+++ Article

People
working in the software development realm are well aware that many factors can
affect the development process, including unexpected budget cuts, time pressure
from upper management, personnel turnover and bugs in the code. But above all,
it is changes in requirements that are typically the most disruptive,
problematic and costly factor. While
quality requirements management practices have become top of mind for many
companies developing software, the ability to get requirements right the first
time continues to be a monumental challenge for both business and IT.
Why is this? In most cases, it's because existing
processes for establishing requirements are ad-hoc and inefficient, leading to
miscommunication and poorly defined requirements, and ultimately, excessive
rework, delays, and products that fail to achieve full customer satisfaction.
However, many of these pitfalls can be avoided when requirements are defined
clearly and collaboratively at the onset of a development project, by focusing
on the requirements definition (RD) process.
It's been well documented that catching and fixing problems at the
requirements definition stage of the development lifecycle has a significantly
greater impact on improving the final software product than changes made later
in the process. In fact, studies have found that the theoretical cost of $1 to
fix a defect found in the requirements phase rises to $2-3 in the design phase,
$5-6 in coding, $18-20 in testing, and $100-110 if the change is made once the
software application is released.[1]
Unfortunately, most companies don't follow this rule and let the
requirements process be driven mainly by the business analysts, who define and
communicate their vision of the application's inputs and outputs using text
documents, spreadsheets or even e-mail messages, with no central monitoring or
file repository for the vetting process. Key stakeholders are then expected to
read, comment and revise these cumbersome documents and hope a set of
requirements magically emerges from the chaos.

++++++
+++ Records supplied

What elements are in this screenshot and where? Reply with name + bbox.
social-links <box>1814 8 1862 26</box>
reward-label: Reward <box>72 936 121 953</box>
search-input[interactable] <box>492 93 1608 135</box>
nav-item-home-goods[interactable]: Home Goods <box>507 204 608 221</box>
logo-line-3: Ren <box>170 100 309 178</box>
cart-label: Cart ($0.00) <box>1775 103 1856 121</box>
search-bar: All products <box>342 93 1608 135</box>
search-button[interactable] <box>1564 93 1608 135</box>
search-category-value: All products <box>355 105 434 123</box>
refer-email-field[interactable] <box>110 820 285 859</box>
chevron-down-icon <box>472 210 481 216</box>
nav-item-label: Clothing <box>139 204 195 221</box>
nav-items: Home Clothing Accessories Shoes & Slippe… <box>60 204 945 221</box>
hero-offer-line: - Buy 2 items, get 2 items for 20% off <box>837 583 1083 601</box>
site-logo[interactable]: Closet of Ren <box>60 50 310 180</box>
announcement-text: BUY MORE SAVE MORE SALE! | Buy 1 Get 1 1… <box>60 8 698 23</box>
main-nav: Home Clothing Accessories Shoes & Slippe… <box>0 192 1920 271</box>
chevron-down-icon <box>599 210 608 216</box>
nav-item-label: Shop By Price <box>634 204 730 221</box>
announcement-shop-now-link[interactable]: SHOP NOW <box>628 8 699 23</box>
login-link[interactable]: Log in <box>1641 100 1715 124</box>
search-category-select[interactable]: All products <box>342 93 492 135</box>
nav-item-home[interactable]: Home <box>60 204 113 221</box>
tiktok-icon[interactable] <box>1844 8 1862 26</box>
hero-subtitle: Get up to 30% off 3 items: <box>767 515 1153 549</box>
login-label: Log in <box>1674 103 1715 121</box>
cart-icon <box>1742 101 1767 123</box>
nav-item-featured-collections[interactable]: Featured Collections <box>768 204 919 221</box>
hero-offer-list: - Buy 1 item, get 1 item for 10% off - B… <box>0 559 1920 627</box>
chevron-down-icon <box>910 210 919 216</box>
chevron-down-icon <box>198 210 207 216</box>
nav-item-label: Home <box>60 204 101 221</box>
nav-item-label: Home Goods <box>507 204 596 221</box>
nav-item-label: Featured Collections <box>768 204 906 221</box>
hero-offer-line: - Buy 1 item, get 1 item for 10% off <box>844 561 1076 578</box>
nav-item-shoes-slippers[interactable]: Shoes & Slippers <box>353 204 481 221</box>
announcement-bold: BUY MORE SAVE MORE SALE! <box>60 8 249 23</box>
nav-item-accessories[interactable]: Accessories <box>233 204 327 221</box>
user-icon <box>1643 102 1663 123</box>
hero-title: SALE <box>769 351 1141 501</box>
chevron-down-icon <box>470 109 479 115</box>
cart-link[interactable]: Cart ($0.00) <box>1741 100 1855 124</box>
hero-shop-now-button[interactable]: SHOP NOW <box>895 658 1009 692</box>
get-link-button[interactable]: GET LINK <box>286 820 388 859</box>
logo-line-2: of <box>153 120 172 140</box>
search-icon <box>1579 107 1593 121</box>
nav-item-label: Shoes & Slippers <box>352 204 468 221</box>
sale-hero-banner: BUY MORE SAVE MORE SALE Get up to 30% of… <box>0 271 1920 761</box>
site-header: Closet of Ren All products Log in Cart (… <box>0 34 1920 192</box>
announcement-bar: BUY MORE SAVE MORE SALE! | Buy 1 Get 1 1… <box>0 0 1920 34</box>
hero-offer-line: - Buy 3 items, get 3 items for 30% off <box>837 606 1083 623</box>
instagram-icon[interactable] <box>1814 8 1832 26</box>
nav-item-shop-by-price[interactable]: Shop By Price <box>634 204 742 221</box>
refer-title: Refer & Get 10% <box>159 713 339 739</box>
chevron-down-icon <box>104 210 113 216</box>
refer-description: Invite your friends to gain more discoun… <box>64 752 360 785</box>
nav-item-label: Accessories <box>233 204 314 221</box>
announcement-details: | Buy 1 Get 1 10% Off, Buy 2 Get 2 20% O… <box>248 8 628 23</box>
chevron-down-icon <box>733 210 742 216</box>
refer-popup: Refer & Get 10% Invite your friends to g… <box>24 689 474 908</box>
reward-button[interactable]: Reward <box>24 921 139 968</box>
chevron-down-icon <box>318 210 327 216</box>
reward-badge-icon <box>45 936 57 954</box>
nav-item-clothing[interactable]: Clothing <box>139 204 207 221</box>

++++++

How would you sum up the article on software requirements in two sentences? None of the rows is needed here.

# Final result
Changes in requirements are typically the most disruptive and costly factor in software development, and getting requirements right the first time remains a major challenge because existing processes are ad-hoc and inefficient. Fixing a defect costs far more the later it is found, from a theoretical $1 in the requirements phase to $100-110 after release, yet most companies let business analysts drive the requirements process through text documents, spreadsheets or e-mail with no central monitoring.